Copy every line of the data in which the word "gentamicin" occurs.
|---|
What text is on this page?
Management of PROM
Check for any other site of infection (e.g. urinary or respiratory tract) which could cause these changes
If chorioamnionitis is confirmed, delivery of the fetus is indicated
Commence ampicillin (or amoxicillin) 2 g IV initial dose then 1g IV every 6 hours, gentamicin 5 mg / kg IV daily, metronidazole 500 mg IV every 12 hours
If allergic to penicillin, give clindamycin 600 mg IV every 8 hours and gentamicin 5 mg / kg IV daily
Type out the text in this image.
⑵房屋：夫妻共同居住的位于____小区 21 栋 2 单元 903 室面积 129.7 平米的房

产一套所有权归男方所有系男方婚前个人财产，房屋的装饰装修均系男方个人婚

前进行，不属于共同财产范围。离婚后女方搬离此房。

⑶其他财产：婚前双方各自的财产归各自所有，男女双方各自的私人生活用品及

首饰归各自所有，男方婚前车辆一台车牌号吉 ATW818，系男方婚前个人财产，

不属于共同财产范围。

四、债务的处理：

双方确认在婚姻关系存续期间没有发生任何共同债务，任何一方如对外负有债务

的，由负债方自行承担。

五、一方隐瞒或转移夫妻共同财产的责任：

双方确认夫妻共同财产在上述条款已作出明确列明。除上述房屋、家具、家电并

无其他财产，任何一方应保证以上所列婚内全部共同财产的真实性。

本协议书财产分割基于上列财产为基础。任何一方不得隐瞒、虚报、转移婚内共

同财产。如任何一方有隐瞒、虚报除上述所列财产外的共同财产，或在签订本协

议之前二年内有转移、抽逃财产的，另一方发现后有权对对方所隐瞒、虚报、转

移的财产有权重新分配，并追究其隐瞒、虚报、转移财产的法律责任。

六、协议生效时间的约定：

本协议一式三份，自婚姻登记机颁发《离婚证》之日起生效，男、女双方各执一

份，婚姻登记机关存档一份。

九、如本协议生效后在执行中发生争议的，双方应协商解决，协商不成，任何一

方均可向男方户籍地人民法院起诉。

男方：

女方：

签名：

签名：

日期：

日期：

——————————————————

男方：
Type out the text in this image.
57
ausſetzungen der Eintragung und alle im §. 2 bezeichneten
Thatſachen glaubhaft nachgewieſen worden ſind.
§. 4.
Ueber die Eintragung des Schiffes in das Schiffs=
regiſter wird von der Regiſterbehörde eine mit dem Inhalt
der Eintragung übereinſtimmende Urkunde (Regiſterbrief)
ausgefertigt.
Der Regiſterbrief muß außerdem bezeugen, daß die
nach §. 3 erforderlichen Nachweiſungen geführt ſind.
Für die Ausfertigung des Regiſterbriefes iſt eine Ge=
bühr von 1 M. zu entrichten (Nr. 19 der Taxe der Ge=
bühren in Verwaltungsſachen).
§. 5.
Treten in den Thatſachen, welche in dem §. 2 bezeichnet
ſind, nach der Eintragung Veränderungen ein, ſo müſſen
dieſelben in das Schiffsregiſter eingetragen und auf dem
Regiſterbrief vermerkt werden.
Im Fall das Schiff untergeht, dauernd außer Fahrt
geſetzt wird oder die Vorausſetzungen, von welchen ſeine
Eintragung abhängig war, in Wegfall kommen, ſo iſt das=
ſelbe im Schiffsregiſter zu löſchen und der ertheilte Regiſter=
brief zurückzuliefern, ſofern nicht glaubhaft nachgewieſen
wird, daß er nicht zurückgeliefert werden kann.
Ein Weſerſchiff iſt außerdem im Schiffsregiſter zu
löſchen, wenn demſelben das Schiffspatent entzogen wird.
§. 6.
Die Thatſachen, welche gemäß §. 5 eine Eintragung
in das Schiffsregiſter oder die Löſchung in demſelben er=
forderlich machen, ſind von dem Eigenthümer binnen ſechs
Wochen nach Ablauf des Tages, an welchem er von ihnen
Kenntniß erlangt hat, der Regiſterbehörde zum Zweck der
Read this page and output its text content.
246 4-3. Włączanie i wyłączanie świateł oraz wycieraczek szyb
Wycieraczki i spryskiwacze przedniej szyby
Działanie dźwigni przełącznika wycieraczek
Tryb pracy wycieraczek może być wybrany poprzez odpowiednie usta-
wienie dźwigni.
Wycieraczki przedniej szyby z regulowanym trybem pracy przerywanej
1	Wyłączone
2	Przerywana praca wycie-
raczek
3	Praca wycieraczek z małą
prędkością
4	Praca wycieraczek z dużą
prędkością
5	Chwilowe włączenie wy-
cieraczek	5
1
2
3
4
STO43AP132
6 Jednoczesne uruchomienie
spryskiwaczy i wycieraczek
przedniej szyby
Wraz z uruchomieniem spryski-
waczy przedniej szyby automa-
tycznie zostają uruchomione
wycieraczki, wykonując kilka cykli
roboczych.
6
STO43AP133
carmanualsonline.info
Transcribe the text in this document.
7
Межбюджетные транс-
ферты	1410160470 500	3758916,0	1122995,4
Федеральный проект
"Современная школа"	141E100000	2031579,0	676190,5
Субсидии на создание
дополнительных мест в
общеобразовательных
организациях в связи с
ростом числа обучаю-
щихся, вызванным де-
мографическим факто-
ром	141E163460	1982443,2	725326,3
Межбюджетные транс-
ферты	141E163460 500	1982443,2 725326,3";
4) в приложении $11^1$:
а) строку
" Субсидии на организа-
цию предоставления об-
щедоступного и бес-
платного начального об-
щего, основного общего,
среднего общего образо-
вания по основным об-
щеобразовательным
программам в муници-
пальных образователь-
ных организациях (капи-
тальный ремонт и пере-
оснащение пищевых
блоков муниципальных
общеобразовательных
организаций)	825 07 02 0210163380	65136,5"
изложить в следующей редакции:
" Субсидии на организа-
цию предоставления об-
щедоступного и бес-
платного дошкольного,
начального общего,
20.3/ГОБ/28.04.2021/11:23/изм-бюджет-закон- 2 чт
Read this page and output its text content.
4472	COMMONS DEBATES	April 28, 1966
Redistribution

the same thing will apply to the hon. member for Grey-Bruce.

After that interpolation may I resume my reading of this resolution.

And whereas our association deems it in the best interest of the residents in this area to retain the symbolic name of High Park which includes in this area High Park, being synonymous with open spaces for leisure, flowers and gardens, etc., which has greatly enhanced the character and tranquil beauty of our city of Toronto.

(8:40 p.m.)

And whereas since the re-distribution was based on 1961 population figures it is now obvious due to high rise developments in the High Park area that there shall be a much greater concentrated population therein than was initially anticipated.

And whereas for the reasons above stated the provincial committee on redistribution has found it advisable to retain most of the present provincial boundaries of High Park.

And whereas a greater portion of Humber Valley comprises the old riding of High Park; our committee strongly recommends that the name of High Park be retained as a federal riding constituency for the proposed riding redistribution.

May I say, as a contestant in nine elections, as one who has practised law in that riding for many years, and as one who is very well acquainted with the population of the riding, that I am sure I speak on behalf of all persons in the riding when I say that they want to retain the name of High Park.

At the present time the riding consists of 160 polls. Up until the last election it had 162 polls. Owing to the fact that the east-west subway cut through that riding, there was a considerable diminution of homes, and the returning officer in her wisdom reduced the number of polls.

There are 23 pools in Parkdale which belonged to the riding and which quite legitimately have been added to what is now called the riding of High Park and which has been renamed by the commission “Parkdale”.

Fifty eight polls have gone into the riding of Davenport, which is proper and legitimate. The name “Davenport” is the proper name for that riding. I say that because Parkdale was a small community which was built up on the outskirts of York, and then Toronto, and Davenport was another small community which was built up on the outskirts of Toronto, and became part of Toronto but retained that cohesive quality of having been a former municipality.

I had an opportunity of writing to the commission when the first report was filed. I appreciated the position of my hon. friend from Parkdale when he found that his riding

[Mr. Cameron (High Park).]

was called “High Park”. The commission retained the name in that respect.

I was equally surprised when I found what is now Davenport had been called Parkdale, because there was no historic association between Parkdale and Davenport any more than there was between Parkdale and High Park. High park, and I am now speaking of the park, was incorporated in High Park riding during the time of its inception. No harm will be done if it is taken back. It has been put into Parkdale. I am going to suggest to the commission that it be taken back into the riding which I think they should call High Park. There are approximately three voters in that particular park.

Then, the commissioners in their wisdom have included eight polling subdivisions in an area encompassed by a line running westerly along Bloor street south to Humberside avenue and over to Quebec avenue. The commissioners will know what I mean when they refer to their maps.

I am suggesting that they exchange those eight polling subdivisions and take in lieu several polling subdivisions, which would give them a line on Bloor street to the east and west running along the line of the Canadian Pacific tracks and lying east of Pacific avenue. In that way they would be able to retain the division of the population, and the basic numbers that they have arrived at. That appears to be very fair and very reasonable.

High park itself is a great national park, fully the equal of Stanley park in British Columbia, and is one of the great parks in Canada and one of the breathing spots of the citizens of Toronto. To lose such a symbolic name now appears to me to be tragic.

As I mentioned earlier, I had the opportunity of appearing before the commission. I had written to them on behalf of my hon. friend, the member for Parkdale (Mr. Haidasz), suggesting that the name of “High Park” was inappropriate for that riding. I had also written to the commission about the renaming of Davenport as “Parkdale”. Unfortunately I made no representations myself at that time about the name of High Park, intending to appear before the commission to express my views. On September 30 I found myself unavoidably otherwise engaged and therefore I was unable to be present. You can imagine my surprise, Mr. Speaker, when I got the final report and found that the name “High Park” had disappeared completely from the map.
|---|
### Solution to the problem
Commence ampicillin (or amoxicillin) 2 g IV initial dose then 1g IV every 6 hours, gentamicin 5 mg / kg IV daily, metronidazole 500 mg IV every 12 hours
If allergic to penicillin, give clindamycin 600 mg IV every 8 hours and gentamicin 5 mg / kg IV daily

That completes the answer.